-------- RECORDS FOR THE EXERCISE --------
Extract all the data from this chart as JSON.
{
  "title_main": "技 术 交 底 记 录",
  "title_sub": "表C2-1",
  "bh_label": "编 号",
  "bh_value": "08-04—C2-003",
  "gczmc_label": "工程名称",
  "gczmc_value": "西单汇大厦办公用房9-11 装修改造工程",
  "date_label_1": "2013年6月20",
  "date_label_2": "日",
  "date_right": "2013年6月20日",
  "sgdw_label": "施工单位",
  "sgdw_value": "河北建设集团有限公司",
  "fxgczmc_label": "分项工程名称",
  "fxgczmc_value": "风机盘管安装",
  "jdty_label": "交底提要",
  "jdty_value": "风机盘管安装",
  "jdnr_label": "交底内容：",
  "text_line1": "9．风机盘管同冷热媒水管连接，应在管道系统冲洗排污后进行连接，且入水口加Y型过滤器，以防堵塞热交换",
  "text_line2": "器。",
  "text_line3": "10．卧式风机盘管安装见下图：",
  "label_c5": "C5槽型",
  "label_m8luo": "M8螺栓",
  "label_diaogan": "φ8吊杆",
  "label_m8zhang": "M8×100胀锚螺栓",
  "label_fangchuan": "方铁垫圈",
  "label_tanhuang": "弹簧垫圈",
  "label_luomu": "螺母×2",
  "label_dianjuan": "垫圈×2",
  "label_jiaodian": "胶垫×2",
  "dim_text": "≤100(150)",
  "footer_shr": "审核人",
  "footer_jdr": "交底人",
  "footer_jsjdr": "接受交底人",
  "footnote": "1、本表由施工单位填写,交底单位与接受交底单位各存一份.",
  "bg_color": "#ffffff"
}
--------
--- PROBLEM TO SOLVE ---
Repeat the material in full, exactly as it stands.

--- EXPECTED ANSWER ---
Extract all the data from this chart as JSON.
{
  "title_main": "技 术 交 底 记 录",
  "title_sub": "表C2-1",
  "bh_label": "编 号",
  "bh_value": "08-04—C2-003",
  "gczmc_label": "工程名称",
  "gczmc_value": "西单汇大厦办公用房9-11 装修改造工程",
  "date_label_1": "2013年6月20",
  "date_label_2": "日",
  "date_right": "2013年6月20日",
  "sgdw_label": "施工单位",
  "sgdw_value": "河北建设集团有限公司",
  "fxgczmc_label": "分项工程名称",
  "fxgczmc_value": "风机盘管安装",
  "jdty_label": "交底提要",
  "jdty_value": "风机盘管安装",
  "jdnr_label": "交底内容：",
  "text_line1": "9．风机盘管同冷热媒水管连接，应在管道系统冲洗排污后进行连接，且入水口加Y型过滤器，以防堵塞热交换",
  "text_line2": "器。",
  "text_line3": "10．卧式风机盘管安装见下图：",
  "label_c5": "C5槽型",
  "label_m8luo": "M8螺栓",
  "label_diaogan": "φ8吊杆",
  "label_m8zhang": "M8×100胀锚螺栓",
  "label_fangchuan": "方铁垫圈",
  "label_tanhuang": "弹簧垫圈",
  "label_luomu": "螺母×2",
  "label_dianjuan": "垫圈×2",
  "label_jiaodian": "胶垫×2",
  "dim_text": "≤100(150)",
  "footer_shr": "审核人",
  "footer_jdr": "交底人",
  "footer_jsjdr": "接受交底人",
  "footnote": "1、本表由施工单位填写,交底单位与接受交底单位各存一份.",
  "bg_color": "#ffffff"
}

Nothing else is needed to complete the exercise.